The exercise: Every line below that mentions the word "Kevin" should be copied out.

—————

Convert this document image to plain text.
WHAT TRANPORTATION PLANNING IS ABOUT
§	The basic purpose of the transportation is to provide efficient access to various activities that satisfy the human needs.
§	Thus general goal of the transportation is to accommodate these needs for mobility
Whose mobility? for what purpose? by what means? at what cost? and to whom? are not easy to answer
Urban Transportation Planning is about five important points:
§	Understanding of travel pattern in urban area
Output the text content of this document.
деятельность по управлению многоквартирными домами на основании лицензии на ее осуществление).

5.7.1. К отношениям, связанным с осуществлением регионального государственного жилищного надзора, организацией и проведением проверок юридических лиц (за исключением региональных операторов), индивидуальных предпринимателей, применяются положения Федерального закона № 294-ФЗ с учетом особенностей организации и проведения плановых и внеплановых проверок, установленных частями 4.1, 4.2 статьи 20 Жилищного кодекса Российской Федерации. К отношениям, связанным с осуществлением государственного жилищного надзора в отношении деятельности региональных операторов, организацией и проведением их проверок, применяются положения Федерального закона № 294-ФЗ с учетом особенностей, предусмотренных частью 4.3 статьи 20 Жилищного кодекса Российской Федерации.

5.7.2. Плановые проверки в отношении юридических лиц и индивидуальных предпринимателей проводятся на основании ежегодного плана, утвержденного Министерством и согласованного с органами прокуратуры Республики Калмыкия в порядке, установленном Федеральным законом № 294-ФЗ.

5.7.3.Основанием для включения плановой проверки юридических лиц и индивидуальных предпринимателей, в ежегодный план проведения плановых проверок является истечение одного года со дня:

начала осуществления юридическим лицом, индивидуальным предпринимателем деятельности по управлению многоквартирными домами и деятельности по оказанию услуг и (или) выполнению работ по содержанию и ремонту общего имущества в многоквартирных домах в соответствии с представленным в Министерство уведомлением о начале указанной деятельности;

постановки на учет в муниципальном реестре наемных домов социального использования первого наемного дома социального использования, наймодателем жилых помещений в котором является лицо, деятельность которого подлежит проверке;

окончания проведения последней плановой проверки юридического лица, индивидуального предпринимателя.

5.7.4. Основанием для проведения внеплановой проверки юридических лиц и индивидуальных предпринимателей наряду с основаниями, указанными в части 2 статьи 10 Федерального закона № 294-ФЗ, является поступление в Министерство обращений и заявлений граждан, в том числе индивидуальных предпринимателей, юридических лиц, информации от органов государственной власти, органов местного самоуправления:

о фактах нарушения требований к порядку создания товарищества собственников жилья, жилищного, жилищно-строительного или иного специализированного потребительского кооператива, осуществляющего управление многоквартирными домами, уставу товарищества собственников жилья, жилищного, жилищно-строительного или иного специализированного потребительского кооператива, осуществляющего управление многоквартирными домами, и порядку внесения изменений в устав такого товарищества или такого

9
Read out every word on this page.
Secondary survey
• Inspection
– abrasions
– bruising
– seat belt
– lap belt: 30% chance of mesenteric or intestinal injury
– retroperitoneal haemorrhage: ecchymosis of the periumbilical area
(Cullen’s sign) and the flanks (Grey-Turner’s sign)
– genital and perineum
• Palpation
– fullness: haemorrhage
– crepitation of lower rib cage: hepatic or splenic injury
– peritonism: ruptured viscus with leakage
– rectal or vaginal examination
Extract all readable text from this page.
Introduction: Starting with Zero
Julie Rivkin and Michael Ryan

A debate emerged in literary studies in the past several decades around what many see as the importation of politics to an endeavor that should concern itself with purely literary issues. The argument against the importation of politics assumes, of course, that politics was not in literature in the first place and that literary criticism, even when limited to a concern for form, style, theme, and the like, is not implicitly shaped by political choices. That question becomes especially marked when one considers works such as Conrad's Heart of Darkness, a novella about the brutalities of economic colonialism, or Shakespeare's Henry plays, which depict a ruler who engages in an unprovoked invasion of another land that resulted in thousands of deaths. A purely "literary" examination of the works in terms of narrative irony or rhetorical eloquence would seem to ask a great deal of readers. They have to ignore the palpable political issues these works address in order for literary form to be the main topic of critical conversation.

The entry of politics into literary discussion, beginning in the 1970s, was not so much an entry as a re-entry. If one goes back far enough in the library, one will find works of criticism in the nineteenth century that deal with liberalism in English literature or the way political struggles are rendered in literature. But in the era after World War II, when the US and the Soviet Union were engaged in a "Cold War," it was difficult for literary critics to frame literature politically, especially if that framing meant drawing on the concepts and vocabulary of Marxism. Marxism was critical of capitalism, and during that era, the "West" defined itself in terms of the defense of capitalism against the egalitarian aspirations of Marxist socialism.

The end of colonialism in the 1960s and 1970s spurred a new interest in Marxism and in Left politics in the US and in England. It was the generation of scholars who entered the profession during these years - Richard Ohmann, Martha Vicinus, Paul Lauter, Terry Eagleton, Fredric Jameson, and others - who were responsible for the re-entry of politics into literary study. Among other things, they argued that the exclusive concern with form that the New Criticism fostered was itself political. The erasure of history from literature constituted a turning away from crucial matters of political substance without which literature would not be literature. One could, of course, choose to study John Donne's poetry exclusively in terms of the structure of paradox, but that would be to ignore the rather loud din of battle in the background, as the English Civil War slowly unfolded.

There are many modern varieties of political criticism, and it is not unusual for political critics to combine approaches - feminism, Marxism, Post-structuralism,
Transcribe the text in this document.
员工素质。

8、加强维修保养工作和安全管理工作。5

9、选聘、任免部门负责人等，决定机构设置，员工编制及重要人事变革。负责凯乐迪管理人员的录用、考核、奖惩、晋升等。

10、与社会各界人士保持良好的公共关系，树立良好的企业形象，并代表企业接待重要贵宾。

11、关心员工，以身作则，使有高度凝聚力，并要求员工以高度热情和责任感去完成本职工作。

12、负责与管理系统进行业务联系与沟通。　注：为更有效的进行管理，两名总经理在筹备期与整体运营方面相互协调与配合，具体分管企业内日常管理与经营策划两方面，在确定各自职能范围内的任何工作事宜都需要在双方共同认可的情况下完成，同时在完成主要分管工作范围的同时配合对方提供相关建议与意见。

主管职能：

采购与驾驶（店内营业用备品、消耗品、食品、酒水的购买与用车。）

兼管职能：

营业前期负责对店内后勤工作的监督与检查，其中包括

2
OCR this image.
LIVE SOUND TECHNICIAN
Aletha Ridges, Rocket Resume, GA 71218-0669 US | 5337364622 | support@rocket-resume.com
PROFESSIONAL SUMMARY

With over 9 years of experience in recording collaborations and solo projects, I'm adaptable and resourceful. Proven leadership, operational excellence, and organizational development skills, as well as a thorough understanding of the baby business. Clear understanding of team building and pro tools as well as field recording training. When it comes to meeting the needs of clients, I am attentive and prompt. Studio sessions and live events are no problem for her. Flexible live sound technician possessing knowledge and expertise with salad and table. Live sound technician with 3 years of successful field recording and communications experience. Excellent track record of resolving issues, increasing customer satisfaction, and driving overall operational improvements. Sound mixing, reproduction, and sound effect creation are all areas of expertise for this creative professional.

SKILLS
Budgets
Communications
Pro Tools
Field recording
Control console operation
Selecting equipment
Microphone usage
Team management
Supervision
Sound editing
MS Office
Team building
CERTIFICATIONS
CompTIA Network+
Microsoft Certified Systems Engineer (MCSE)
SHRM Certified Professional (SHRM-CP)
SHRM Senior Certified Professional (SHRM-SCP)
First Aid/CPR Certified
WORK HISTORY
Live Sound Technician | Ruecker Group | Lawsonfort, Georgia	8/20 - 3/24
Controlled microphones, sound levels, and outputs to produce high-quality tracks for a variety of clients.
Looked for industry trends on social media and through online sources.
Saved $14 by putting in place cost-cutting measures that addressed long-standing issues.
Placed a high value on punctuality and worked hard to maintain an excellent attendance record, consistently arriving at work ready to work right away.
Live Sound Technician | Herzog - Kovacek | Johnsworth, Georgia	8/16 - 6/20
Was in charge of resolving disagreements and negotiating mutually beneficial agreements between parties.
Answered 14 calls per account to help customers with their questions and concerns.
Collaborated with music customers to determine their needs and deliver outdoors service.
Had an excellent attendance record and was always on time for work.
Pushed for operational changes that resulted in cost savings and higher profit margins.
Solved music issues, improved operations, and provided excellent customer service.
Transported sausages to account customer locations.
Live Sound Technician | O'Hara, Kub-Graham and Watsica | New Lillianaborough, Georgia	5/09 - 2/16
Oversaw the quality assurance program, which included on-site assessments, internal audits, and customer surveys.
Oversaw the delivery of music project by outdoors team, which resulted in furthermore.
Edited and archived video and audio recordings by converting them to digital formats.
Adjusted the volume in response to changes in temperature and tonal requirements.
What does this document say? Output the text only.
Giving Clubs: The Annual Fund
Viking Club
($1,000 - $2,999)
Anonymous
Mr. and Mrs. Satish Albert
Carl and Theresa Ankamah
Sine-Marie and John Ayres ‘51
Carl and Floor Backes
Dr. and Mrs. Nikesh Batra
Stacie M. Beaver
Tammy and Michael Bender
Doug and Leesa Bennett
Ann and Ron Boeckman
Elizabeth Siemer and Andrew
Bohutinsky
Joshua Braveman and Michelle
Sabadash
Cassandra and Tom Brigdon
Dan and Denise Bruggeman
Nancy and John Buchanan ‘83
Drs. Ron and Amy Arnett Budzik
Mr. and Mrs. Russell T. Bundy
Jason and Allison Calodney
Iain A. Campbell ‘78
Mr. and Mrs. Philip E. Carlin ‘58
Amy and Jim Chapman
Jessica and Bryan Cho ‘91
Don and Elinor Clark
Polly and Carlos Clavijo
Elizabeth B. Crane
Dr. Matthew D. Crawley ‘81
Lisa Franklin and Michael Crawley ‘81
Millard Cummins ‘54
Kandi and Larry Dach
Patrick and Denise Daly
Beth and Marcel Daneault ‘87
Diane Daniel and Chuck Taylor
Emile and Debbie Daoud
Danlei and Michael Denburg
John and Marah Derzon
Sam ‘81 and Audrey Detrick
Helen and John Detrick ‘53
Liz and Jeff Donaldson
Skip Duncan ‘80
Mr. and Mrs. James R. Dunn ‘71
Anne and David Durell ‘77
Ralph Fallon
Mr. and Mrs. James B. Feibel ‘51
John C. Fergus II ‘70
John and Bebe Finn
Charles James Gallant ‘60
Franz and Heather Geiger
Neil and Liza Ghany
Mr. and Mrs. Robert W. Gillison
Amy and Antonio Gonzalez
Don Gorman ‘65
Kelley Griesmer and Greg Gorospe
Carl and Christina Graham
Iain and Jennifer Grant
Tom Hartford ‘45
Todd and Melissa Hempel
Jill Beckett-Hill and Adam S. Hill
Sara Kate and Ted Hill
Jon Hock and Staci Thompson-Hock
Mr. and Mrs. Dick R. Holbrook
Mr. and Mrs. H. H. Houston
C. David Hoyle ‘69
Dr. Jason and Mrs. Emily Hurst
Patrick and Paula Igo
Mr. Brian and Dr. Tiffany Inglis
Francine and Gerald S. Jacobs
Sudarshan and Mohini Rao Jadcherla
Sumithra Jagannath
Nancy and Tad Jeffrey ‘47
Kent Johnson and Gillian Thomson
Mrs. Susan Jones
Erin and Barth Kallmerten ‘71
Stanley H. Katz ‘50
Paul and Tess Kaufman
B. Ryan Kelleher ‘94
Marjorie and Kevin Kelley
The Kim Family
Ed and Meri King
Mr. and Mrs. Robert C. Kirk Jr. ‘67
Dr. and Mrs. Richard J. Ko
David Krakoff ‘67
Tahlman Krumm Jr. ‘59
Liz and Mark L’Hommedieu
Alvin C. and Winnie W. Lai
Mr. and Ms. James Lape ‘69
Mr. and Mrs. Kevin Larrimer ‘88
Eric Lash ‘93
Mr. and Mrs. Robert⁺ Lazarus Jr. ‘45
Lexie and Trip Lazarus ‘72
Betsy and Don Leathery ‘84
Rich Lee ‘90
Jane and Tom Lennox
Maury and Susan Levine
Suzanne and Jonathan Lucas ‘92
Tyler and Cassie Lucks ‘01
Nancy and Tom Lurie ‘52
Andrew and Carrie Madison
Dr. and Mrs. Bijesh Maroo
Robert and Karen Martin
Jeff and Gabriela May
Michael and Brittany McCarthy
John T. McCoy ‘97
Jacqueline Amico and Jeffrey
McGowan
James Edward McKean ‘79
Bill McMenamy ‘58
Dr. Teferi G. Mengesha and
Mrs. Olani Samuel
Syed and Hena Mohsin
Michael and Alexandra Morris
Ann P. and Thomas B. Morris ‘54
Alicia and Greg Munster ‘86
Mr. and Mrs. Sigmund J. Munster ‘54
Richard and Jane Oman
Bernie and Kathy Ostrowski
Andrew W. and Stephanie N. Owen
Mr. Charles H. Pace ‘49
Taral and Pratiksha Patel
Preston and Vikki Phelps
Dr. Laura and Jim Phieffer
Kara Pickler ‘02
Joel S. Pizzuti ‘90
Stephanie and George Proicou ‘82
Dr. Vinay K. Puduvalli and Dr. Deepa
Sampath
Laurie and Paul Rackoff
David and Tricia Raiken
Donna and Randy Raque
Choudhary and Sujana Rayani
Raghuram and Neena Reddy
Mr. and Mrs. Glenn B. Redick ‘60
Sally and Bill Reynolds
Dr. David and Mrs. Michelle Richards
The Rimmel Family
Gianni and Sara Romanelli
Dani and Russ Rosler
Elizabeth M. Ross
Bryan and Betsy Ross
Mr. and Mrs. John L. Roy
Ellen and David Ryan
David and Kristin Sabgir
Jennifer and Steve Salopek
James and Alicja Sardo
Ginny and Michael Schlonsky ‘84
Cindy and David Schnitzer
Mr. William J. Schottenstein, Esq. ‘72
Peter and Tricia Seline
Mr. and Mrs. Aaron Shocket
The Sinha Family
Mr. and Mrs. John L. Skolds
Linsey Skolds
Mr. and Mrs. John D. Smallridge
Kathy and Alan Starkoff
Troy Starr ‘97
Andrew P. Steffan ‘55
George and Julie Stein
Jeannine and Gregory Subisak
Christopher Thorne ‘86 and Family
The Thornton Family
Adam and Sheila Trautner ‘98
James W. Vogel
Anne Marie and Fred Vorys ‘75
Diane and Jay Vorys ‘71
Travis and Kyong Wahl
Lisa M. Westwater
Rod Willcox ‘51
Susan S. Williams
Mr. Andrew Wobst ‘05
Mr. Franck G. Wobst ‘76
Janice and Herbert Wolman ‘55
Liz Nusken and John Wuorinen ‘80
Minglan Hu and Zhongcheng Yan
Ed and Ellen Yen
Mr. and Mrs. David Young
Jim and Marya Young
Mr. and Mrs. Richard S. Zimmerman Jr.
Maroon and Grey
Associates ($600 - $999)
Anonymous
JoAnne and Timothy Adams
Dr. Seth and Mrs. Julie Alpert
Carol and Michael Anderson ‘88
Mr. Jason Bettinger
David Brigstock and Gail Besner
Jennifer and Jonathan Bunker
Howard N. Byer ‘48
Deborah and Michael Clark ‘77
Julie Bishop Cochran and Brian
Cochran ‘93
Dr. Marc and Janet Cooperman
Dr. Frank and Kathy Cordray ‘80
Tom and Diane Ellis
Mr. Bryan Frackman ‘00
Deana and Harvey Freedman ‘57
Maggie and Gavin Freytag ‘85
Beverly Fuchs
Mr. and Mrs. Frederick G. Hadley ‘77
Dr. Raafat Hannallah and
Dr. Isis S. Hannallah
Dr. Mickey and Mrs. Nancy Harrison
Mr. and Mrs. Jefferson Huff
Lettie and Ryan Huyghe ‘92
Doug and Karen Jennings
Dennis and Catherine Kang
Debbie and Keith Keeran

—————

Task solution:
Marjorie and Kevin Kelley
Mr. and Mrs. Kevin Larrimer ‘88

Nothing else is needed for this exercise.